* Compito assegnato *
Riscrivi le righe di tutti i record qui sotto, rinominando ogni "line-number" in "numero-riga" e lasciando invariato tutto il resto.
######
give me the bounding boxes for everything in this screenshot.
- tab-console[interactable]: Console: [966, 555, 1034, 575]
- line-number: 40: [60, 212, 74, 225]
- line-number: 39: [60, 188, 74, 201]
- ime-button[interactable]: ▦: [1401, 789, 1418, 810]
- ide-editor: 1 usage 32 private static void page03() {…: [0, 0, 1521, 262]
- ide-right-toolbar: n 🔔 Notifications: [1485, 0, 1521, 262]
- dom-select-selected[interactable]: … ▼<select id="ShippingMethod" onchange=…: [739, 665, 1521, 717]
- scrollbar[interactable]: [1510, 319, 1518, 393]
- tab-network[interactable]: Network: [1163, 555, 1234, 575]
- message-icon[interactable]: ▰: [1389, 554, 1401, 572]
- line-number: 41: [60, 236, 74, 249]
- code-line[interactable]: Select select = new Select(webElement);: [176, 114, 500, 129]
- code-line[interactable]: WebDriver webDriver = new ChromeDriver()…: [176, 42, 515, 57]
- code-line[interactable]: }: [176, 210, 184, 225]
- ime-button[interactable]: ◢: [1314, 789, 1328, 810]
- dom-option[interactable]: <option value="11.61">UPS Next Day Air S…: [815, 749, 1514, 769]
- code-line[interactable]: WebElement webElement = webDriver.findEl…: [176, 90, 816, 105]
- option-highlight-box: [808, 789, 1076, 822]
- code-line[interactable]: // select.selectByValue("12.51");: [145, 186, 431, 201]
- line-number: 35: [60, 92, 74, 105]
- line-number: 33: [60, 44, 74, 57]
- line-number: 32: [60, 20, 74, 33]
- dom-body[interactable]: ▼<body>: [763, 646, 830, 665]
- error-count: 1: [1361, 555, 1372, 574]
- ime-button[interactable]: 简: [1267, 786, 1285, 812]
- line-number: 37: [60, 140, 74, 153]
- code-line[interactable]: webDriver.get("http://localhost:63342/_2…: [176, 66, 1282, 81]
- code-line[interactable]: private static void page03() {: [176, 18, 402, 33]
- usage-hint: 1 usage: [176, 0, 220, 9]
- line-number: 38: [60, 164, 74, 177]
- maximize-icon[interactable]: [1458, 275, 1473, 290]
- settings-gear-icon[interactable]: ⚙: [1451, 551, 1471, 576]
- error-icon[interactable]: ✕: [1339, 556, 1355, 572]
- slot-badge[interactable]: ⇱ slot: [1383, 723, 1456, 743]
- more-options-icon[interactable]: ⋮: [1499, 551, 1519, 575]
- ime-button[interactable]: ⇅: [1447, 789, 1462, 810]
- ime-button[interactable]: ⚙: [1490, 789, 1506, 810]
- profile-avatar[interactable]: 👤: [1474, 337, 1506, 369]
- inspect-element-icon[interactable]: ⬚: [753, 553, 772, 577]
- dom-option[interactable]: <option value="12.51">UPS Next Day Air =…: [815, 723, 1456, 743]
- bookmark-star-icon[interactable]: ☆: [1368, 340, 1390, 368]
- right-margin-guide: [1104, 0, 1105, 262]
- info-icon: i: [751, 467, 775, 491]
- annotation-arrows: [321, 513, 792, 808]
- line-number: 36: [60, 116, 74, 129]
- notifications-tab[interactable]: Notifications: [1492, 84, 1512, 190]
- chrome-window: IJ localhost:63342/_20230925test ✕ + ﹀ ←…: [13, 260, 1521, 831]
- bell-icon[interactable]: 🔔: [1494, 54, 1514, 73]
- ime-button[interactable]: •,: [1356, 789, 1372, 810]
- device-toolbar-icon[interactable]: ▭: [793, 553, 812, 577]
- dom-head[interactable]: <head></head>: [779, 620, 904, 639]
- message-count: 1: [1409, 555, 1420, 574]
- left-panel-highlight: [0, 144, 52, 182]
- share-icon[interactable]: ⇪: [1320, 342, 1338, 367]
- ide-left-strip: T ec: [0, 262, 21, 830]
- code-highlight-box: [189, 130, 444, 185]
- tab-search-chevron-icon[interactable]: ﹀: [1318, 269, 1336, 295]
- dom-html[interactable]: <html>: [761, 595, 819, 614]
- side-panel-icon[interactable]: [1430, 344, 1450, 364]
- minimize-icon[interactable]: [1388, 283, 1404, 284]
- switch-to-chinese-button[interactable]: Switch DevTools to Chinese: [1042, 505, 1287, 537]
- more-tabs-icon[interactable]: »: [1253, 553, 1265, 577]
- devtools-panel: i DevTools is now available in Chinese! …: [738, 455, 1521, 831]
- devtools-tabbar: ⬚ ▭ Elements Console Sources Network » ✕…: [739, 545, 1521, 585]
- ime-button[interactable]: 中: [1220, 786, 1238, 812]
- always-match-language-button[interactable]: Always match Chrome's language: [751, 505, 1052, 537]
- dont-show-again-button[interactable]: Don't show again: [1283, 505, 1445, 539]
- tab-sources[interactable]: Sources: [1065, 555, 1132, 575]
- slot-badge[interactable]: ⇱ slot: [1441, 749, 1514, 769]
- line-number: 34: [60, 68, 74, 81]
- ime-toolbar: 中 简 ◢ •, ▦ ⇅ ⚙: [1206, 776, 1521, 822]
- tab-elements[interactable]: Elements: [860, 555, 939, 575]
######
* Risultato qui sotto *
give me the bounding boxes for everything in this screenshot.
- tab-console[interactable]: Console: [966, 555, 1034, 575]
- numero-riga: 40: [60, 212, 74, 225]
- numero-riga: 39: [60, 188, 74, 201]
- ime-button[interactable]: ▦: [1401, 789, 1418, 810]
- ide-editor: 1 usage 32 private static void page03() {…: [0, 0, 1521, 262]
- ide-right-toolbar: n 🔔 Notifications: [1485, 0, 1521, 262]
- dom-select-selected[interactable]: … ▼<select id="ShippingMethod" onchange=…: [739, 665, 1521, 717]
- scrollbar[interactable]: [1510, 319, 1518, 393]
- tab-network[interactable]: Network: [1163, 555, 1234, 575]
- message-icon[interactable]: ▰: [1389, 554, 1401, 572]
- numero-riga: 41: [60, 236, 74, 249]
- code-line[interactable]: Select select = new Select(webElement);: [176, 114, 500, 129]
- code-line[interactable]: WebDriver webDriver = new ChromeDriver()…: [176, 42, 515, 57]
- code-line[interactable]: }: [176, 210, 184, 225]
- ime-button[interactable]: ◢: [1314, 789, 1328, 810]
- dom-option[interactable]: <option value="11.61">UPS Next Day Air S…: [815, 749, 1514, 769]
- code-line[interactable]: WebElement webElement = webDriver.findEl…: [176, 90, 816, 105]
- option-highlight-box: [808, 789, 1076, 822]
- code-line[interactable]: // select.selectByValue("12.51");: [145, 186, 431, 201]
- numero-riga: 35: [60, 92, 74, 105]
- numero-riga: 33: [60, 44, 74, 57]
- numero-riga: 32: [60, 20, 74, 33]
- dom-body[interactable]: ▼<body>: [763, 646, 830, 665]
- error-count: 1: [1361, 555, 1372, 574]
- ime-button[interactable]: 简: [1267, 786, 1285, 812]
- numero-riga: 37: [60, 140, 74, 153]
- code-line[interactable]: webDriver.get("http://localhost:63342/_2…: [176, 66, 1282, 81]
- code-line[interactable]: private static void page03() {: [176, 18, 402, 33]
- usage-hint: 1 usage: [176, 0, 220, 9]
- numero-riga: 38: [60, 164, 74, 177]
- maximize-icon[interactable]: [1458, 275, 1473, 290]
- settings-gear-icon[interactable]: ⚙: [1451, 551, 1471, 576]
- error-icon[interactable]: ✕: [1339, 556, 1355, 572]
- slot-badge[interactable]: ⇱ slot: [1383, 723, 1456, 743]
- more-options-icon[interactable]: ⋮: [1499, 551, 1519, 575]
- ime-button[interactable]: ⇅: [1447, 789, 1462, 810]
- ime-button[interactable]: ⚙: [1490, 789, 1506, 810]
- profile-avatar[interactable]: 👤: [1474, 337, 1506, 369]
- inspect-element-icon[interactable]: ⬚: [753, 553, 772, 577]
- dom-option[interactable]: <option value="12.51">UPS Next Day Air =…: [815, 723, 1456, 743]
- bookmark-star-icon[interactable]: ☆: [1368, 340, 1390, 368]
- right-margin-guide: [1104, 0, 1105, 262]
- info-icon: i: [751, 467, 775, 491]
- annotation-arrows: [321, 513, 792, 808]
- numero-riga: 36: [60, 116, 74, 129]
- notifications-tab[interactable]: Notifications: [1492, 84, 1512, 190]
- chrome-window: IJ localhost:63342/_20230925test ✕ + ﹀ ←…: [13, 260, 1521, 831]
- bell-icon[interactable]: 🔔: [1494, 54, 1514, 73]
- ime-button[interactable]: •,: [1356, 789, 1372, 810]
- device-toolbar-icon[interactable]: ▭: [793, 553, 812, 577]
- dom-head[interactable]: <head></head>: [779, 620, 904, 639]
- message-count: 1: [1409, 555, 1420, 574]
- left-panel-highlight: [0, 144, 52, 182]
- share-icon[interactable]: ⇪: [1320, 342, 1338, 367]
- ide-left-strip: T ec: [0, 262, 21, 830]
- code-highlight-box: [189, 130, 444, 185]
- tab-search-chevron-icon[interactable]: ﹀: [1318, 269, 1336, 295]
- dom-html[interactable]: <html>: [761, 595, 819, 614]
- side-panel-icon[interactable]: [1430, 344, 1450, 364]
- minimize-icon[interactable]: [1388, 283, 1404, 284]
- switch-to-chinese-button[interactable]: Switch DevTools to Chinese: [1042, 505, 1287, 537]
- more-tabs-icon[interactable]: »: [1253, 553, 1265, 577]
- devtools-panel: i DevTools is now available in Chinese! …: [738, 455, 1521, 831]
- devtools-tabbar: ⬚ ▭ Elements Console Sources Network » ✕…: [739, 545, 1521, 585]
- ime-button[interactable]: 中: [1220, 786, 1238, 812]
- always-match-language-button[interactable]: Always match Chrome's language: [751, 505, 1052, 537]
- dont-show-again-button[interactable]: Don't show again: [1283, 505, 1445, 539]
- tab-sources[interactable]: Sources: [1065, 555, 1132, 575]
- slot-badge[interactable]: ⇱ slot: [1441, 749, 1514, 769]
- numero-riga: 34: [60, 68, 74, 81]
- ime-toolbar: 中 简 ◢ •, ▦ ⇅ ⚙: [1206, 776, 1521, 822]
- tab-elements[interactable]: Elements: [860, 555, 939, 575]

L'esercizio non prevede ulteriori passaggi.